** DO THIS **
Return the records word for word. Any pictures in them are not part of the copy.

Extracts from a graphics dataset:
§

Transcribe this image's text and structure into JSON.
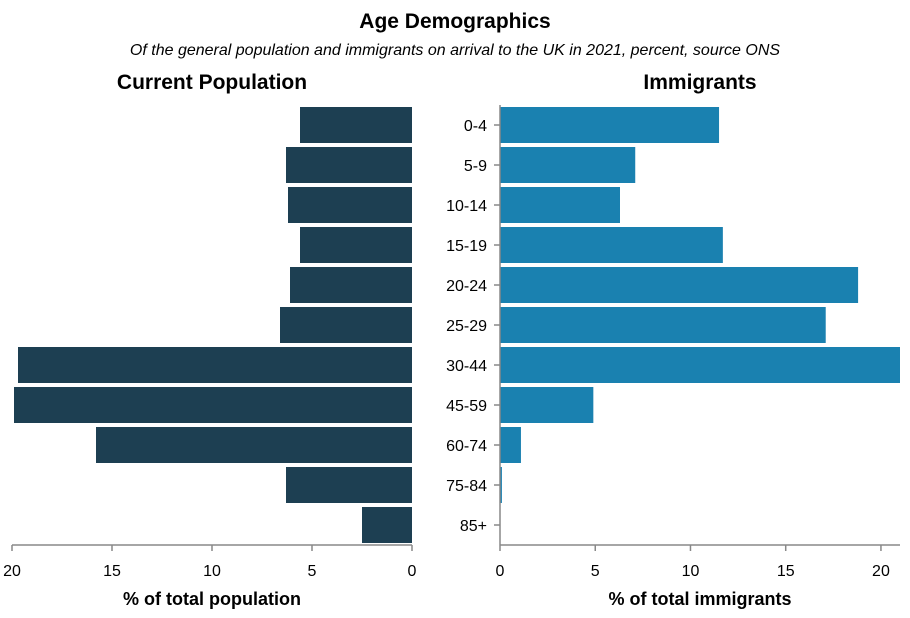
{
  "chart_data": {
    "type": "bar",
    "title": "Age Demographics",
    "subtitle": "Of the general population and immigrants on arrival to the UK in 2021, percent, source ONS",
    "categories": [
      "0-4",
      "5-9",
      "10-14",
      "15-19",
      "20-24",
      "25-29",
      "30-44",
      "45-59",
      "60-74",
      "75-84",
      "85+"
    ],
    "series": [
      {
        "name": "Current Population",
        "values": [
          5.6,
          6.3,
          6.2,
          5.6,
          6.1,
          6.6,
          19.7,
          19.9,
          15.8,
          6.3,
          2.5
        ],
        "xlabel": "% of total population",
        "xlim": [
          0,
          20
        ],
        "ticks": [
          20,
          15,
          10,
          5,
          0
        ],
        "color": "#1d3f52"
      },
      {
        "name": "Immigrants",
        "values": [
          11.5,
          7.1,
          6.3,
          11.7,
          18.8,
          17.1,
          21.0,
          4.9,
          1.1,
          0.1,
          0.0
        ],
        "xlabel": "% of total immigrants",
        "xlim": [
          0,
          21
        ],
        "ticks": [
          0,
          5,
          10,
          15,
          20
        ],
        "color": "#1a81b0"
      }
    ],
    "grid": false,
    "legend": "none"
  }
}
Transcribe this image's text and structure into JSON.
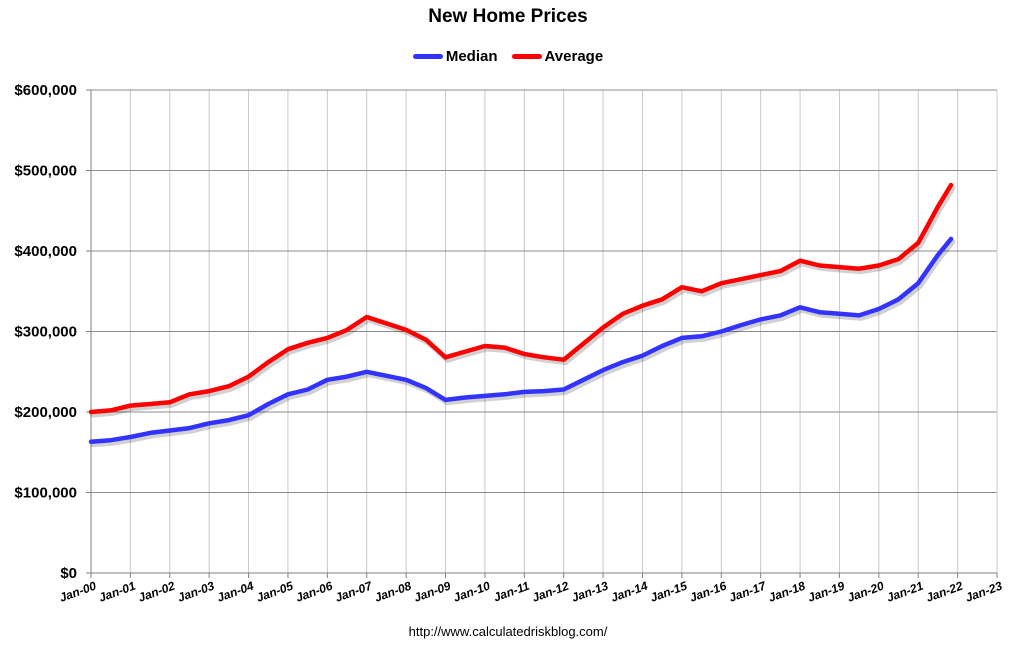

§

** RESULT **
Transcribe this image's text and structure into JSON.
{
  "chart_data": {
    "type": "bar",
    "title": "Age Demographics",
    "subtitle": "Of the general population and immigrants on arrival to the UK in 2021, percent, source ONS",
    "categories": [
      "0-4",
      "5-9",
      "10-14",
      "15-19",
      "20-24",
      "25-29",
      "30-44",
      "45-59",
      "60-74",
      "75-84",
      "85+"
    ],
    "series": [
      {
        "name": "Current Population",
        "values": [
          5.6,
          6.3,
          6.2,
          5.6,
          6.1,
          6.6,
          19.7,
          19.9,
          15.8,
          6.3,
          2.5
        ],
        "xlabel": "% of total population",
        "xlim": [
          0,
          20
        ],
        "ticks": [
          20,
          15,
          10,
          5,
          0
        ],
        "color": "#1d3f52"
      },
      {
        "name": "Immigrants",
        "values": [
          11.5,
          7.1,
          6.3,
          11.7,
          18.8,
          17.1,
          21.0,
          4.9,
          1.1,
          0.1,
          0.0
        ],
        "xlabel": "% of total immigrants",
        "xlim": [
          0,
          21
        ],
        "ticks": [
          0,
          5,
          10,
          15,
          20
        ],
        "color": "#1a81b0"
      }
    ],
    "grid": false,
    "legend": "none"
  }
}
Transcribe this image's text and structure into JSON.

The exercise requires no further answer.